■ Do this
Write the number of lines holding the word "ylabel", and nothing else.

-- start Extracted material --

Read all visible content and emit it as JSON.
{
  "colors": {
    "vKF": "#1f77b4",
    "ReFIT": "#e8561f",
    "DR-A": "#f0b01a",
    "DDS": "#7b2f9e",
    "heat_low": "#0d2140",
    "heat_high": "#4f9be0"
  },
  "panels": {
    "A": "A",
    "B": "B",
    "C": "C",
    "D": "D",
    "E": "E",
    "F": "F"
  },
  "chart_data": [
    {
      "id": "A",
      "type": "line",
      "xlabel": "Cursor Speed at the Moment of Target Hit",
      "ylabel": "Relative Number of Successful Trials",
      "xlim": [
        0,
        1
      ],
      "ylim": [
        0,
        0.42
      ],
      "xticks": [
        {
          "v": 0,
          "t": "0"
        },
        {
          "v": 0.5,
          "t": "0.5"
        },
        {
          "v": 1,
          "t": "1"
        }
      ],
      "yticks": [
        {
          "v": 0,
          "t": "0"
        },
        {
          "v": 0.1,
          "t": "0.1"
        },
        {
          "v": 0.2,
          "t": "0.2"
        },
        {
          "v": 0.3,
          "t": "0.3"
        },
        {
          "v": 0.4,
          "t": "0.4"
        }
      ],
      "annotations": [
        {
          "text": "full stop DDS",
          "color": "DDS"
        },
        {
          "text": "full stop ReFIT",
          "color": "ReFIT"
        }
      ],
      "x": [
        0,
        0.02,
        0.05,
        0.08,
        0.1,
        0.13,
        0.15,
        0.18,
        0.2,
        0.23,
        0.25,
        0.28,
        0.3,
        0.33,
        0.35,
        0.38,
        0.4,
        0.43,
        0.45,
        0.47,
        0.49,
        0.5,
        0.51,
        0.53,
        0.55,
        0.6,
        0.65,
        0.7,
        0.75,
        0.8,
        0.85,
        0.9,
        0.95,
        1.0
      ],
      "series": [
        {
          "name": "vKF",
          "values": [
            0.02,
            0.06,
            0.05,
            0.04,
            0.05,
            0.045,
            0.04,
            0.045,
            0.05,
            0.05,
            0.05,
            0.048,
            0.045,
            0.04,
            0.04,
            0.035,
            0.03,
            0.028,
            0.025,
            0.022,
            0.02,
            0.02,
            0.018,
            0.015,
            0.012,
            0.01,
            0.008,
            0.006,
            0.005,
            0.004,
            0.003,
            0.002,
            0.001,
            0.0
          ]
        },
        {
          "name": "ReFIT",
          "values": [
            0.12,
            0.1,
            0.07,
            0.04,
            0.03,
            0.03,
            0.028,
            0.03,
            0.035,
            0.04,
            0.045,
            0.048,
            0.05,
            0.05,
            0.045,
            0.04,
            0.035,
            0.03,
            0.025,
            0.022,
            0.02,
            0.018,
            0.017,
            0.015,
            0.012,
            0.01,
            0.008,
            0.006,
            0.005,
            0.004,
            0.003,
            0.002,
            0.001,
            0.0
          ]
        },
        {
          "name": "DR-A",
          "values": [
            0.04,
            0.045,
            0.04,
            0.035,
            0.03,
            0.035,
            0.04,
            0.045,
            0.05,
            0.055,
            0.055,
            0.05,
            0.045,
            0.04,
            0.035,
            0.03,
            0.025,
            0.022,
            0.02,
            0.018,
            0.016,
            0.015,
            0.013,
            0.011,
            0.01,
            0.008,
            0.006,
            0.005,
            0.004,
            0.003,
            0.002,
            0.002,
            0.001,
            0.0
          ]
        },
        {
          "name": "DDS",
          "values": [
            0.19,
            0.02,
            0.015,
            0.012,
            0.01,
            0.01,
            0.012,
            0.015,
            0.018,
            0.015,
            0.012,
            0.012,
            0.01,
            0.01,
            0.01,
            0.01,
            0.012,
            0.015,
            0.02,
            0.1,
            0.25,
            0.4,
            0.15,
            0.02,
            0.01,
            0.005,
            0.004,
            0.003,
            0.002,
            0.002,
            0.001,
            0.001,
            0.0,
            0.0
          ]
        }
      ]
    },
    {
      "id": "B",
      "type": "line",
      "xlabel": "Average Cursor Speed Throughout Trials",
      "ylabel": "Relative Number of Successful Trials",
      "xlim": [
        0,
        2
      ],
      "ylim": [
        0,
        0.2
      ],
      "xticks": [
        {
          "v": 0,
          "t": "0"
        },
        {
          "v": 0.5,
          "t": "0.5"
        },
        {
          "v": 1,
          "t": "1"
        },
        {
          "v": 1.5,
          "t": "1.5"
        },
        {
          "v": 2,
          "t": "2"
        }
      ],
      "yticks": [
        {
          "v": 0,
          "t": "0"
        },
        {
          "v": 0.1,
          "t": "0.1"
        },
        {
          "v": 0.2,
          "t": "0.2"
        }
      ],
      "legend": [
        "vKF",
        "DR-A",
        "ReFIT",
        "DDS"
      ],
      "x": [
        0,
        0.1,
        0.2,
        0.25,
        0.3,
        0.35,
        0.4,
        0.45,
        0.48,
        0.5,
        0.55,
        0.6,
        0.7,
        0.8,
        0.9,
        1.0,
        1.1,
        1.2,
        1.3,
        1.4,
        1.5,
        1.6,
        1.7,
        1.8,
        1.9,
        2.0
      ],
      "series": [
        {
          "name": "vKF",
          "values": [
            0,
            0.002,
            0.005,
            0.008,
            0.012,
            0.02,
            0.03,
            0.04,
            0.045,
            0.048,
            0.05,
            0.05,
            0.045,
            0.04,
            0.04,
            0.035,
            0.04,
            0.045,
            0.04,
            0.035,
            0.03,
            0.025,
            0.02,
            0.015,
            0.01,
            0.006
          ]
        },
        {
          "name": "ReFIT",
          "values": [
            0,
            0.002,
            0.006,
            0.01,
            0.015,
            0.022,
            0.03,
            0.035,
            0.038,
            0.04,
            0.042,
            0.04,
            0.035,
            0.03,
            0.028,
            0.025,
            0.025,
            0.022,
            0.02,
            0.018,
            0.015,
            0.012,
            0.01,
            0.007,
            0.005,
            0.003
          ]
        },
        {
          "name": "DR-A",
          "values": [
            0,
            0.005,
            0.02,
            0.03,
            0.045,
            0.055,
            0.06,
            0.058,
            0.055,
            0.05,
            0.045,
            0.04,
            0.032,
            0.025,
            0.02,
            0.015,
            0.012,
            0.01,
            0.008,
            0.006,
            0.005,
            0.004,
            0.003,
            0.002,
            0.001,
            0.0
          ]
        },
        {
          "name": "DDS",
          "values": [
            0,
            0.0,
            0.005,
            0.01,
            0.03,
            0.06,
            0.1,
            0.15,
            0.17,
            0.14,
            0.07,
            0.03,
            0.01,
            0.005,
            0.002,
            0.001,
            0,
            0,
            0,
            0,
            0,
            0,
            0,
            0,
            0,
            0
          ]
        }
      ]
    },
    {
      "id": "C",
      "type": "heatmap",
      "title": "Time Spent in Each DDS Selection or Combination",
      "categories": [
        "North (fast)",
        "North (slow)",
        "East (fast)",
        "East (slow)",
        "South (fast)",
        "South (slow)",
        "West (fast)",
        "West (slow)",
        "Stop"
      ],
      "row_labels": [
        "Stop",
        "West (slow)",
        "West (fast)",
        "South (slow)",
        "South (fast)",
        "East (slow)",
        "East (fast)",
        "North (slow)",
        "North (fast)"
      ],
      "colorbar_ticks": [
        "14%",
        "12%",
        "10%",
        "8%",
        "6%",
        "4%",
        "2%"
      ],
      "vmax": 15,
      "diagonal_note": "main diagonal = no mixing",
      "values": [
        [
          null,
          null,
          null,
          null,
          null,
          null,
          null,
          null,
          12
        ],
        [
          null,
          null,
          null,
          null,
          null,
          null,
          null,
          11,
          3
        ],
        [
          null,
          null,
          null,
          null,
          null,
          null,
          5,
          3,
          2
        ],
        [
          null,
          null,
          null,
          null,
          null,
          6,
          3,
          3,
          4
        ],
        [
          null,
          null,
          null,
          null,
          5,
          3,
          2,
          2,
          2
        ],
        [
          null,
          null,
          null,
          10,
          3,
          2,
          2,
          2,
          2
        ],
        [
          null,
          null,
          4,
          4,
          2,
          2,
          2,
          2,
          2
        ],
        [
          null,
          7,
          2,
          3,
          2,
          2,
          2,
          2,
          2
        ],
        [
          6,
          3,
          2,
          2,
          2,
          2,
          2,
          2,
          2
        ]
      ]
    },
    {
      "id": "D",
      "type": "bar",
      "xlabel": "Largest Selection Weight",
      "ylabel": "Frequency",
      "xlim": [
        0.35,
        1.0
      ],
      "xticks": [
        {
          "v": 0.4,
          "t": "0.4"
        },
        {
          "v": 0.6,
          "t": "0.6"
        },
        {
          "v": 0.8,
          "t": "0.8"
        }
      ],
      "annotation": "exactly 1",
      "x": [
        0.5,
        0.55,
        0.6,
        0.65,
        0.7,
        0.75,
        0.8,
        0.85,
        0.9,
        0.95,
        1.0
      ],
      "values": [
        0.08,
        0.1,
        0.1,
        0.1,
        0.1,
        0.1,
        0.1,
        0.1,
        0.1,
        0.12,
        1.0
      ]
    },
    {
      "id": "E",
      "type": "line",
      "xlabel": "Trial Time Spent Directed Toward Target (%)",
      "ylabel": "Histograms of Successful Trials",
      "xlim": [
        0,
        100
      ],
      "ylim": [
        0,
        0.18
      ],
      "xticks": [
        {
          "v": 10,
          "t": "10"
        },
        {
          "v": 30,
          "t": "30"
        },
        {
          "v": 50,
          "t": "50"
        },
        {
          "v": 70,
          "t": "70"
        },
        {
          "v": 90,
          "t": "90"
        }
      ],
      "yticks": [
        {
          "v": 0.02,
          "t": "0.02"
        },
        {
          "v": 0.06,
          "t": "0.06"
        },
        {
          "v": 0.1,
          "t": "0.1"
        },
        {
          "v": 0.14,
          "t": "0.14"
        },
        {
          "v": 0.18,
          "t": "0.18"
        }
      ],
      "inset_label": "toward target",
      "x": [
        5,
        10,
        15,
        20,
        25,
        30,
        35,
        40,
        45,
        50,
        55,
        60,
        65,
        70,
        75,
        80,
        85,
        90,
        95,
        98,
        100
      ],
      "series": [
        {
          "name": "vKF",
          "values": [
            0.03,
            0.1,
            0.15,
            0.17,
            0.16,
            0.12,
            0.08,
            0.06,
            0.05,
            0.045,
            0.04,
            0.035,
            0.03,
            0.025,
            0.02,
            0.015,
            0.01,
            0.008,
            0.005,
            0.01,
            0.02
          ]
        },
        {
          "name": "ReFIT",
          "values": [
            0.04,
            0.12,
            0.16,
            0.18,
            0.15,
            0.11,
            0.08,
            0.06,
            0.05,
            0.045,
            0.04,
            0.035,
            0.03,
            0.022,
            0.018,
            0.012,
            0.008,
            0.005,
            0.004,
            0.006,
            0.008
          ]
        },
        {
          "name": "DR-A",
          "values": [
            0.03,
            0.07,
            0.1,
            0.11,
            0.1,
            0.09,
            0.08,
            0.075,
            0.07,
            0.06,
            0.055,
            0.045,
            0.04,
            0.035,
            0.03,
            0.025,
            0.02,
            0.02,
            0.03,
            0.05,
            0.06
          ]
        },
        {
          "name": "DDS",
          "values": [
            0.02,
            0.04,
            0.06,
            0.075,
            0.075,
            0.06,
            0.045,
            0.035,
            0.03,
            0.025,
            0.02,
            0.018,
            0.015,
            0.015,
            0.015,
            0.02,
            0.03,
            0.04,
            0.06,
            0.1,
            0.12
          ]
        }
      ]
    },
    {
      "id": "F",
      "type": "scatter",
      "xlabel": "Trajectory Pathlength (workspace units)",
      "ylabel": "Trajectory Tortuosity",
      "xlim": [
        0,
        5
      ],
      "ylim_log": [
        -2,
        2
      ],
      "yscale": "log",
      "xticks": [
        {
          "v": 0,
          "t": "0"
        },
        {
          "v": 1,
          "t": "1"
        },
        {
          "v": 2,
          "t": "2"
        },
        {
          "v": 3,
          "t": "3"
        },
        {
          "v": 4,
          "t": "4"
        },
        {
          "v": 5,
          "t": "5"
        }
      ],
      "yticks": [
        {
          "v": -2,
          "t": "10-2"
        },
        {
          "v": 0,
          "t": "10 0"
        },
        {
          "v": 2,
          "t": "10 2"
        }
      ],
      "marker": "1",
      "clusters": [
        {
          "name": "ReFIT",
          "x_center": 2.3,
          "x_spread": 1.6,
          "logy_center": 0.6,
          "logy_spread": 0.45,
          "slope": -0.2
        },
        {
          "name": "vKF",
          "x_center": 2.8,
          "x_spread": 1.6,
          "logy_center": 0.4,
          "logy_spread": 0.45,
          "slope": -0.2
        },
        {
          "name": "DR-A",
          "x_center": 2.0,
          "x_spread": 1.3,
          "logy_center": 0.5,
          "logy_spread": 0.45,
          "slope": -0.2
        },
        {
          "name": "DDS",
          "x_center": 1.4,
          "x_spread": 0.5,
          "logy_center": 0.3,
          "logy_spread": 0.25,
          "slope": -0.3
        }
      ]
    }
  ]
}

-- end Extracted material --

■ Full output
5